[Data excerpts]
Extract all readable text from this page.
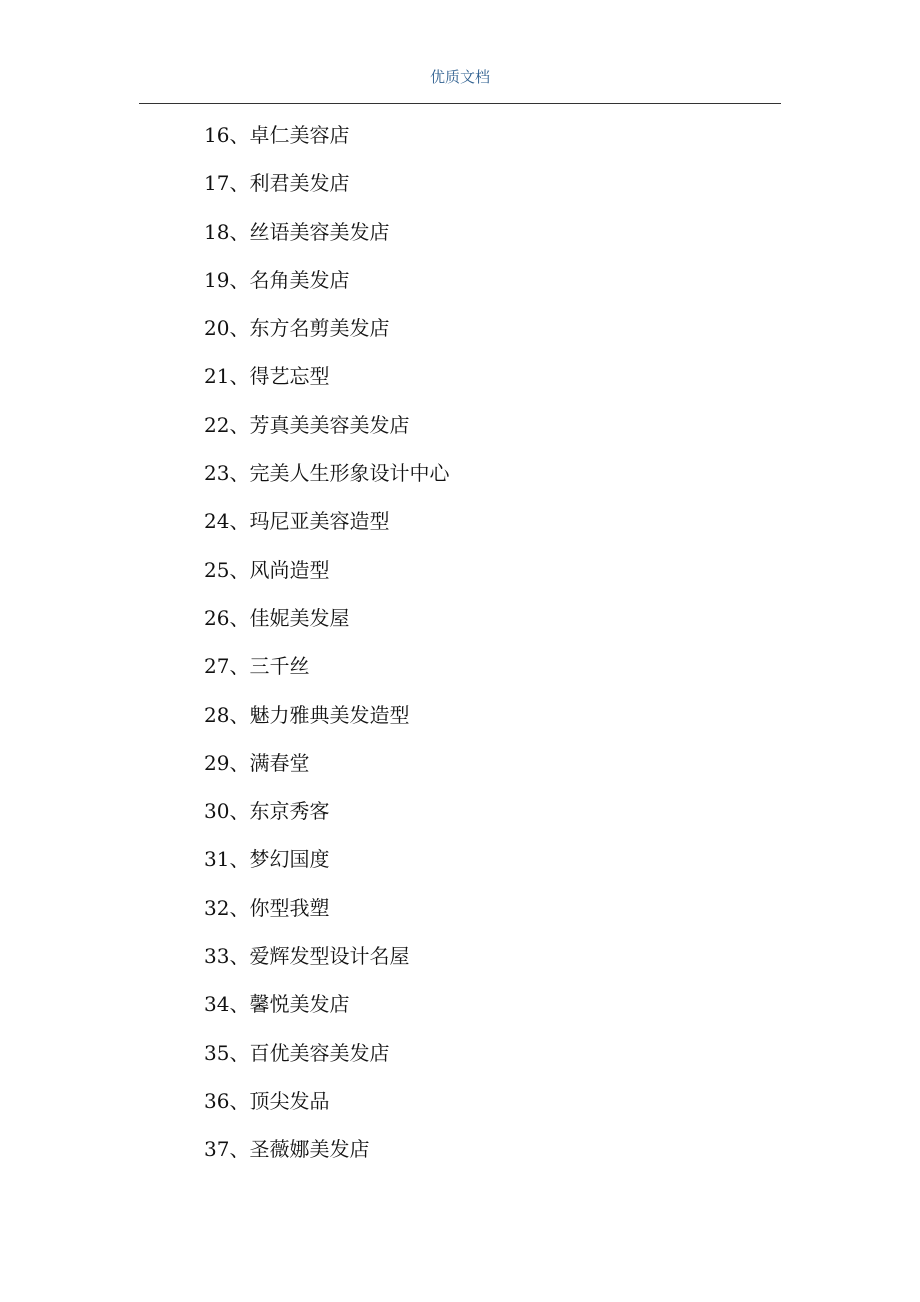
优质文档
16、卓仁美容店
17、利君美发店
18、丝语美容美发店
19、名角美发店
20、东方名剪美发店
21、得艺忘型
22、芳真美美容美发店
23、完美人生形象设计中心
24、玛尼亚美容造型
25、风尚造型
26、佳妮美发屋
27、三千丝
28、魅力雅典美发造型
29、满春堂
30、东京秀客
31、梦幻国度
32、你型我塑
33、爱辉发型设计名屋
34、馨悦美发店
35、百优美容美发店
36、顶尖发品
37、圣薇娜美发店
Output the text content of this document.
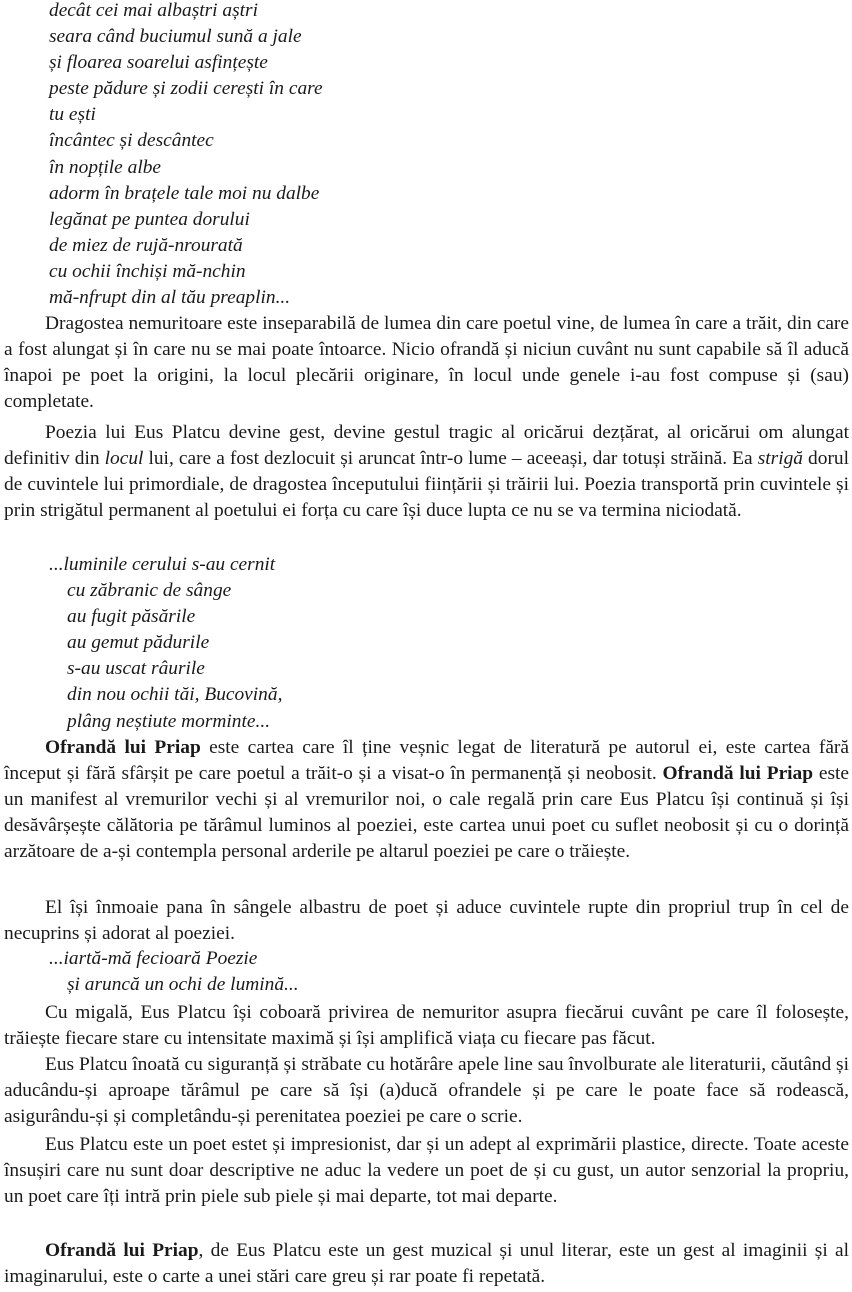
decât cei mai albaștri aștri
seara când buciumul sună a jale
și floarea soarelui asfințește
peste pădure și zodii cerești în care
tu ești
încântec și descântec
în nopțile albe
adorm în brațele tale moi nu dalbe
legănat pe puntea dorului
de miez de rujă-nrourată
cu ochii închiși mă-nchin
mă-nfrupt din al tău preaplin...

Dragostea nemuritoare este inseparabilă de lumea din care poetul vine, de lumea în care a trăit, din care a fost alungat și în care nu se mai poate întoarce. Nicio ofrandă și niciun cuvânt nu sunt capabile să îl aducă înapoi pe poet la origini, la locul plecării originare, în locul unde genele i-au fost compuse și (sau) completate.

Poezia lui Eus Platcu devine gest, devine gestul tragic al oricărui dezțărat, al oricărui om alungat definitiv din locul lui, care a fost dezlocuit și aruncat într-o lume – aceeași, dar totuși străină. Ea strigă dorul de cuvintele lui primordiale, de dragostea începutului ființării și trăirii lui. Poezia transportă prin cuvintele și prin strigătul permanent al poetului ei forța cu care își duce lupta ce nu se va termina niciodată.

...luminile cerului s-au cernit
cu zăbranic de sânge
au fugit păsările
au gemut pădurile
s-au uscat râurile
din nou ochii tăi, Bucovină,
plâng neștiute morminte...

Ofrandă lui Priap este cartea care îl ține veșnic legat de literatură pe autorul ei, este cartea fără început și fără sfârșit pe care poetul a trăit-o și a visat-o în permanență și neobosit. Ofrandă lui Priap este un manifest al vremurilor vechi și al vremurilor noi, o cale regală prin care Eus Platcu își continuă și își desăvârșește călătoria pe tărâmul luminos al poeziei, este cartea unui poet cu suflet neobosit și cu o dorință arzătoare de a-și contempla personal arderile pe altarul poeziei pe care o trăiește.

El își înmoaie pana în sângele albastru de poet și aduce cuvintele rupte din propriul trup în cel de necuprins și adorat al poeziei.

...iartă-mă fecioară Poezie
și aruncă un ochi de lumină...

Cu migală, Eus Platcu își coboară privirea de nemuritor asupra fiecărui cuvânt pe care îl folosește, trăiește fiecare stare cu intensitate maximă și își amplifică viața cu fiecare pas făcut.

Eus Platcu înoată cu siguranță și străbate cu hotărâre apele line sau învolburate ale literaturii, căutând și aducându-și aproape tărâmul pe care să își (a)ducă ofrandele și pe care le poate face să rodească, asigurându-și și completându-și perenitatea poeziei pe care o scrie.

Eus Platcu este un poet estet și impresionist, dar și un adept al exprimării plastice, directe. Toate aceste însușiri care nu sunt doar descriptive ne aduc la vedere un poet de și cu gust, un autor senzorial la propriu, un poet care îți intră prin piele sub piele și mai departe, tot mai departe.

Ofrandă lui Priap, de Eus Platcu este un gest muzical și unul literar, este un gest al imaginii și al imaginarului, este o carte a unei stări care greu și rar poate fi repetată.
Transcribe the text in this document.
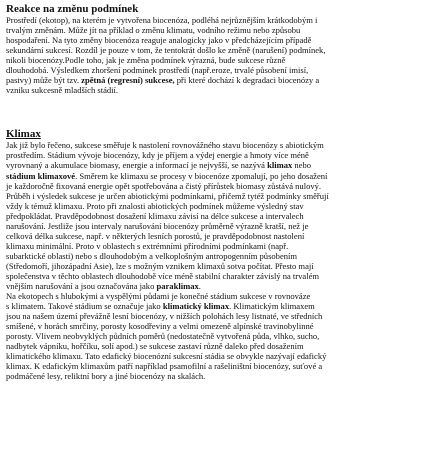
Reakce na změnu podmínek

Prostředí (ekotop), na kterém je vytvořena biocenóza, podléhá nejrůznějším krátkodobým i
trvalým změnám. Může jít na příklad o změnu klimatu, vodního režimu nebo způsobu
hospodaření. Na tyto změny biocenóza reaguje analogicky jako v předcházejícím případě
sekundární sukcesí. Rozdíl je pouze v tom, že tentokrát došlo ke změně (narušení) podmínek,
nikoli biocenózy.Podle toho, jak je změna podmínek výrazná, bude sukcese různě
dlouhodobá. Výsledkem zhoršení podmínek prostředí (např.eroze, trvalé působení imisí,
pastvy) může být tzv. zpětná (regresní) sukcese, při které dochází k degradaci biocenózy a
vzniku sukcesně mladších stádií.

Klimax

Jak již bylo řečeno, sukcese směřuje k nastolení rovnovážného stavu biocenózy s abiotickým
prostředím. Stádium vývoje biocenózy, kdy je příjem a výdej energie a hmoty více méně
vyrovnaný a akumulace biomasy, energie a informací je nejvyšší, se nazývá klimax nebo
stádium klimaxové. Směrem ke klimaxu se procesy v biocenóze zpomalují, po jeho dosažení
je každoročně fixovaná energie opět spotřebována a čistý přírůstek biomasy zůstává nulový.
Průběh i výsledek sukcese je určen abiotickými podmínkami, přičemž tytéž podmínky směřují
vždy k témuž klimaxu. Proto při znalosti abiotických podmínek můžeme výsledný stav
předpokládat. Pravděpodobnost dosažení klimaxu závisí na délce sukcese a intervalech
narušování. Jestliže jsou intervaly narušování biocenózy průměrně výrazně kratší, než je
celková délka sukcese, např. v některých lesních porostů, je pravděpodobnost nastolení
klimaxu minimální. Proto v oblastech s extrémními přírodními podmínkami (např.
subarktické oblasti) nebo s dlouhodobým a velkoplošným antropogenním působením
(Středomoří, jihozápadní Asie), lze s možným vznikem klimaxů sotva počítat. Přesto mají
společenstva v těchto oblastech dlouhodobě více méně stabilní charakter závislý na trvalém
vnějším narušování a jsou označována jako paraklimax.

Na ekotopech s hlubokými a vyspělými půdami je konečné stádium sukcese v rovnováze
s klimatem. Takové stádium se označuje jako klimatický klimax. Klimatickým klimaxem
jsou na našem území převážně lesní biocenózy, v nižších polohách lesy listnaté, ve středních
smíšené, v horách smrčiny, porosty kosodřeviny a velmi omezeně alpínské travinobylinné
porosty. Vlivem neobvyklých půdních poměrů (nedostatečně vytvořená půda, vlhko, sucho,
nadbytek vápníku, hořčíku, solí apod.) se sukcese zastaví různě daleko před dosažením
klimatického klimaxu. Tato edafický biocenózní sukcesní stádia se obvykle nazývají edafický
klimax. K edafickým klimaxům patří například psamofilní a rašeliništní biocenózy, suťové a
podmáčené lesy, reliktní bory a jiné biocenózy na skalách.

* [Given problem]:
Of the lines above, copy each that contains "porosty".

* [Solution]:
smíšené, v horách smrčiny, porosty kosodřeviny a velmi omezeně alpínské travinobylinné
porosty. Vlivem neobvyklých půdních poměrů (nedostatečně vytvořená půda, vlhko, sucho,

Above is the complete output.